(Stored dataset items)
────────

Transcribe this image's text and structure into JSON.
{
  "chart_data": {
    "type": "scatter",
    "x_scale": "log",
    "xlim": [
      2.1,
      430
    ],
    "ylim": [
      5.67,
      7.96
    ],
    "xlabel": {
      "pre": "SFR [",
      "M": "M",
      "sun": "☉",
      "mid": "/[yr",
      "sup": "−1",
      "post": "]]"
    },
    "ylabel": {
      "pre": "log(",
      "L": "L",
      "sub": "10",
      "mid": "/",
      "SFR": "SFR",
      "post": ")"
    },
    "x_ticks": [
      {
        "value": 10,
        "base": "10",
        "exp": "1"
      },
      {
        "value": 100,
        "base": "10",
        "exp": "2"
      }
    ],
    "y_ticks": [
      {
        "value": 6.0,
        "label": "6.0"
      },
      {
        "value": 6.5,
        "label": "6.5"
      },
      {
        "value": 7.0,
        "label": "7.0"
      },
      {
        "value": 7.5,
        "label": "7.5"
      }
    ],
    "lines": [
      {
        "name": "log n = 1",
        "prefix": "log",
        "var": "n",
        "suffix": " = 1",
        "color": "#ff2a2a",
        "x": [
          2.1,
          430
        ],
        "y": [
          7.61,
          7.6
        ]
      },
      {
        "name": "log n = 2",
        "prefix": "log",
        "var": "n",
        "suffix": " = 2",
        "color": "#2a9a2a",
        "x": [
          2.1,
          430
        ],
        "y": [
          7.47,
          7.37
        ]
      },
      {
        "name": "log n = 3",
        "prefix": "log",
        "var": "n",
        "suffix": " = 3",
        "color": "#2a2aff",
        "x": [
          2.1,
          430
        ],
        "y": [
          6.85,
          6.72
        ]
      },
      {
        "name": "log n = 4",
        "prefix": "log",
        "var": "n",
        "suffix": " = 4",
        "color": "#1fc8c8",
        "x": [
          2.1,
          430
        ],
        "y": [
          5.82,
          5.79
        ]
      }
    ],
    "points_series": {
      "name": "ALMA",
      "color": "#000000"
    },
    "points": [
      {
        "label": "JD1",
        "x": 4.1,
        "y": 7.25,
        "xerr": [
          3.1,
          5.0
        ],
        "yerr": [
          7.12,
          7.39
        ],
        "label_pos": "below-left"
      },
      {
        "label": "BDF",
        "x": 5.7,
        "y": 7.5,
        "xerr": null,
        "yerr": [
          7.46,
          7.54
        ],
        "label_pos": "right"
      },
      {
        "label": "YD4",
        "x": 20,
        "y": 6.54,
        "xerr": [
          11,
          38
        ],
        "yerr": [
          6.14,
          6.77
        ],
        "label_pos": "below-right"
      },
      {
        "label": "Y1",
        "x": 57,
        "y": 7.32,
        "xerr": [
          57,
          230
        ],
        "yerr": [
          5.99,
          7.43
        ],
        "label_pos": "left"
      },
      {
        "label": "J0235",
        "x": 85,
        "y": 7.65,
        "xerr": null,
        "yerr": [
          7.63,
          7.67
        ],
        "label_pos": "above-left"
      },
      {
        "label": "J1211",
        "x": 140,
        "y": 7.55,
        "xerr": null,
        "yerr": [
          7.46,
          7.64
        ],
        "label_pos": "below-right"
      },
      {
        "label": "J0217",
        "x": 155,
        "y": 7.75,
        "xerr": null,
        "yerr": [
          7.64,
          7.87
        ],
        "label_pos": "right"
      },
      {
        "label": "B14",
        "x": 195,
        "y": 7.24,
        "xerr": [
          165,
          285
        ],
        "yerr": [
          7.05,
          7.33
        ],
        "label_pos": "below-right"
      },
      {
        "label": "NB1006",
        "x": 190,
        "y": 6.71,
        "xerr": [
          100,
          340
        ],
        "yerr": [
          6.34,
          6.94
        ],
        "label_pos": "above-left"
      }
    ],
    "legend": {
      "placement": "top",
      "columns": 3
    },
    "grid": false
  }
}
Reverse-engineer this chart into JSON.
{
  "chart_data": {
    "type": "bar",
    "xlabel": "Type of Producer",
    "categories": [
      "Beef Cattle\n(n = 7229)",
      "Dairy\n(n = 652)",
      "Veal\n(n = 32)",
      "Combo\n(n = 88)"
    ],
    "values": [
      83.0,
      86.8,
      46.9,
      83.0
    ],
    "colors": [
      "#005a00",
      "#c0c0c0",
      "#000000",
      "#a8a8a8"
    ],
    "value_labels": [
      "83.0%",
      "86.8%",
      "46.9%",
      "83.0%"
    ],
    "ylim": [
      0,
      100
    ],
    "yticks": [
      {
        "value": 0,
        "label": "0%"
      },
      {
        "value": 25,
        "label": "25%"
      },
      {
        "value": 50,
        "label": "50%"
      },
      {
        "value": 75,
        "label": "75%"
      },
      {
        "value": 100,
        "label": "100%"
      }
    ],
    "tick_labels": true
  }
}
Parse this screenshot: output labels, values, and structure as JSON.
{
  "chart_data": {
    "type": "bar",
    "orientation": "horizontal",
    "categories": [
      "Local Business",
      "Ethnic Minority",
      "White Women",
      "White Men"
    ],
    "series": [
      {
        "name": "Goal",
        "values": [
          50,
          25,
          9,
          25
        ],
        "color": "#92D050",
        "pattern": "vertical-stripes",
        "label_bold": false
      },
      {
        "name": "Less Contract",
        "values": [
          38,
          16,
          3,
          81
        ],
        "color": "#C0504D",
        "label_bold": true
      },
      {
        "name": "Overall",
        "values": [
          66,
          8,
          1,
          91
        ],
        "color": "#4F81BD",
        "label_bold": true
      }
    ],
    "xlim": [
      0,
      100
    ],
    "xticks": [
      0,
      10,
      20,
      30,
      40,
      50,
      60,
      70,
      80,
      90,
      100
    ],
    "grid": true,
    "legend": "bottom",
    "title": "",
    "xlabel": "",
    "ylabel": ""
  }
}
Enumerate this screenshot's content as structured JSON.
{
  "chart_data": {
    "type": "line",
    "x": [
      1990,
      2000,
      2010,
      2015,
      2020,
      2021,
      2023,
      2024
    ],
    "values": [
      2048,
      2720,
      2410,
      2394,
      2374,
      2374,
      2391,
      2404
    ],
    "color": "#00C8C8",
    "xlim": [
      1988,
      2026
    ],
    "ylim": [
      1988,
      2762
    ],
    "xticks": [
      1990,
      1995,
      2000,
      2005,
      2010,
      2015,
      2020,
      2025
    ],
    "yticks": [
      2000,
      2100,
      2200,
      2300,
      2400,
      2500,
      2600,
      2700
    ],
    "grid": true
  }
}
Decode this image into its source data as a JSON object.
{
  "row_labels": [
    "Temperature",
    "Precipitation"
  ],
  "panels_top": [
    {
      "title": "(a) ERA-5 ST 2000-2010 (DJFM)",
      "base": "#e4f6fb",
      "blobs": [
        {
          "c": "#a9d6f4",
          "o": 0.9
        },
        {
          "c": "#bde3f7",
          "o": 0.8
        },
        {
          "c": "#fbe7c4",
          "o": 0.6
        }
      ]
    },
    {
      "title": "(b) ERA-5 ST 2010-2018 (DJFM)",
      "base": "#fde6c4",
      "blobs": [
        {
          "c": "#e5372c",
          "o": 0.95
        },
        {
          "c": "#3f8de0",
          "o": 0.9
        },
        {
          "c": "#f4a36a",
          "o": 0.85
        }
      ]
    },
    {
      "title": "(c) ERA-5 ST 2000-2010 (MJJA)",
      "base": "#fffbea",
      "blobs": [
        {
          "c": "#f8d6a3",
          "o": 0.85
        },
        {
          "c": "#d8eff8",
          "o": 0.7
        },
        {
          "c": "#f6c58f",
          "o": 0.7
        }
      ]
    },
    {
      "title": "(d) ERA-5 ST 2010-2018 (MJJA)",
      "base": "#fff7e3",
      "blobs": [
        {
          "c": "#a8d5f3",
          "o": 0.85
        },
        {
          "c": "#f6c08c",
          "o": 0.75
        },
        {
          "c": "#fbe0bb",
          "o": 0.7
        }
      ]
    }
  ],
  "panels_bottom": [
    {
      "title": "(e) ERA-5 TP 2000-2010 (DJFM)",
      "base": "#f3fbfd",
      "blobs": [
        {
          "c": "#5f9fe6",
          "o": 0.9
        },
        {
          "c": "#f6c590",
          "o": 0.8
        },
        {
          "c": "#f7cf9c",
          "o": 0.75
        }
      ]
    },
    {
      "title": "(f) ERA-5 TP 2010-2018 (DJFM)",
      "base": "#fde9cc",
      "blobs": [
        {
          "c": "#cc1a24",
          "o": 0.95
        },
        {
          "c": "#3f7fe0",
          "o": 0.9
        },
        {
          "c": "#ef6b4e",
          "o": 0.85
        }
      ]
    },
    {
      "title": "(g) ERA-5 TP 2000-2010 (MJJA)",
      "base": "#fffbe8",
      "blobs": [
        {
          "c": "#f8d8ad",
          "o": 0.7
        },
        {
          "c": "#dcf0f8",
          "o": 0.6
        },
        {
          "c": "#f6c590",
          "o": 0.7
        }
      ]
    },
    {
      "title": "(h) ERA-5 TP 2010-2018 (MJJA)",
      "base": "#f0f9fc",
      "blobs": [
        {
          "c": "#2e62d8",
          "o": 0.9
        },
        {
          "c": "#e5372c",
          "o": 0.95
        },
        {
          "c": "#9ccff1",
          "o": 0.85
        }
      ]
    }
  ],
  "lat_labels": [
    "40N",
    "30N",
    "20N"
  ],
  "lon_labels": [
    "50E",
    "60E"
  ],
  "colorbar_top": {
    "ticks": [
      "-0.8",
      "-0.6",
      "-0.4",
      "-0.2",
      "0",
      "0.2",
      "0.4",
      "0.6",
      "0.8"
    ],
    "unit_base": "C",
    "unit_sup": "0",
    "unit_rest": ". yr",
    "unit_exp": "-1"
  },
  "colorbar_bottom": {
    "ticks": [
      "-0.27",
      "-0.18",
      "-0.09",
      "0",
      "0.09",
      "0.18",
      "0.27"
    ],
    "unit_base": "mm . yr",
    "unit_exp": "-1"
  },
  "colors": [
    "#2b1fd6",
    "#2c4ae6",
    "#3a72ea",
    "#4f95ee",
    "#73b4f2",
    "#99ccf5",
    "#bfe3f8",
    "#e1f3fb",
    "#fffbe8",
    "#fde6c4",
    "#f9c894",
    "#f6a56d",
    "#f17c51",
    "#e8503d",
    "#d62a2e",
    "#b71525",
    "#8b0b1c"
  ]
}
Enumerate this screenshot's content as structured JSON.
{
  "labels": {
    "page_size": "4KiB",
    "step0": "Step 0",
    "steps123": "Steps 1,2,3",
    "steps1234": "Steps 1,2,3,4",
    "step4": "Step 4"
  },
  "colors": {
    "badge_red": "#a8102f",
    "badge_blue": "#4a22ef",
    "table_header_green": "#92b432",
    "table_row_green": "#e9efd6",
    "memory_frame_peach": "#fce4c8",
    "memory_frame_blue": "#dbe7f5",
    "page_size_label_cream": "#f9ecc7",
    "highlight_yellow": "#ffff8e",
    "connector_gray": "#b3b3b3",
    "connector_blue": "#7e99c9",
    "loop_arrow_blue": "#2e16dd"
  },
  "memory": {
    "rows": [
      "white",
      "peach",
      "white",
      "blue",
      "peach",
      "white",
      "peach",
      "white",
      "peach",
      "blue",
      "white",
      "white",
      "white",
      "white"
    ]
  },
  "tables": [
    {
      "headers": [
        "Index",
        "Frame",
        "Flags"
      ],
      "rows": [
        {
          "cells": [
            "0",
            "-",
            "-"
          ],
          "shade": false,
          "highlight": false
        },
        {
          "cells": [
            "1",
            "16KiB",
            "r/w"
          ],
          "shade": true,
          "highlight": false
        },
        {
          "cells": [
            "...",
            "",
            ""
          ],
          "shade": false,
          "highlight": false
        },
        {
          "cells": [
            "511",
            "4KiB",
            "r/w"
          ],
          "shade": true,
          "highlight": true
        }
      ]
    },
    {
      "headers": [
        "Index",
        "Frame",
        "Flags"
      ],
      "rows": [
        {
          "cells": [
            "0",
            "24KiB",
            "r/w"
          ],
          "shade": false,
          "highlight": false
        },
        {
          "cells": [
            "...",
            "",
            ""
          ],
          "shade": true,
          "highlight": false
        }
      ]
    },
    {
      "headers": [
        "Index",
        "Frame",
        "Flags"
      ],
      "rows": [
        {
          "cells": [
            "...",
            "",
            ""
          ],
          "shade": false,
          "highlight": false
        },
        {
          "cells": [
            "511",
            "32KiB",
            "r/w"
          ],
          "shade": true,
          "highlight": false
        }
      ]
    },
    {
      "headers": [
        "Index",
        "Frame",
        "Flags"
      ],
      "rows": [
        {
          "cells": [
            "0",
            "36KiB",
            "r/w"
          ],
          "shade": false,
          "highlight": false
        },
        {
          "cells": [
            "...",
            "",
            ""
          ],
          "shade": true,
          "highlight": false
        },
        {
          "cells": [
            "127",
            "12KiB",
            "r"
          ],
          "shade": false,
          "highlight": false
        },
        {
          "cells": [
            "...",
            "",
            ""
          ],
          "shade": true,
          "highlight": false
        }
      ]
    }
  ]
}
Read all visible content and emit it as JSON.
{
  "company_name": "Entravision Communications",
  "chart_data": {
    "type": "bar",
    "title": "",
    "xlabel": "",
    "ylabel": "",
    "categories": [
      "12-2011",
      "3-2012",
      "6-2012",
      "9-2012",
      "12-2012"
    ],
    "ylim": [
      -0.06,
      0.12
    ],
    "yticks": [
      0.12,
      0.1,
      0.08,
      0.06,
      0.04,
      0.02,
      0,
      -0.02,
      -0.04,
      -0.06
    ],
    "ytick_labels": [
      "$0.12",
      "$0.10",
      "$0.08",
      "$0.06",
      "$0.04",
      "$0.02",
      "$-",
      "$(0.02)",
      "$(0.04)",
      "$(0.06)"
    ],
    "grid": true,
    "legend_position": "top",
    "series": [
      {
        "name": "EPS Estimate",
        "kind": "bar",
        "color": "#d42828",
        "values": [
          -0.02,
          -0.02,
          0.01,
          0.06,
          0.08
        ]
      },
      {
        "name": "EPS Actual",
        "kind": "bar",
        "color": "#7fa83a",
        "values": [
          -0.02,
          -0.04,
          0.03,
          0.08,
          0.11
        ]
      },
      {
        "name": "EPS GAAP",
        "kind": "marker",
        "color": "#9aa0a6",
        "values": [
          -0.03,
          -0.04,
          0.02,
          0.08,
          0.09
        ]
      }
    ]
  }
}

────────

EXERCISE BRIEF: In the entries above, find every line with the word "JSON" and list it.

TASK SOLUTION:
Transcribe this image's text and structure into JSON.
Reverse-engineer this chart into JSON.
Parse this screenshot: output labels, values, and structure as JSON.
Enumerate this screenshot's content as structured JSON.
Decode this image into its source data as a JSON object.
Enumerate this screenshot's content as structured JSON.
Read all visible content and emit it as JSON.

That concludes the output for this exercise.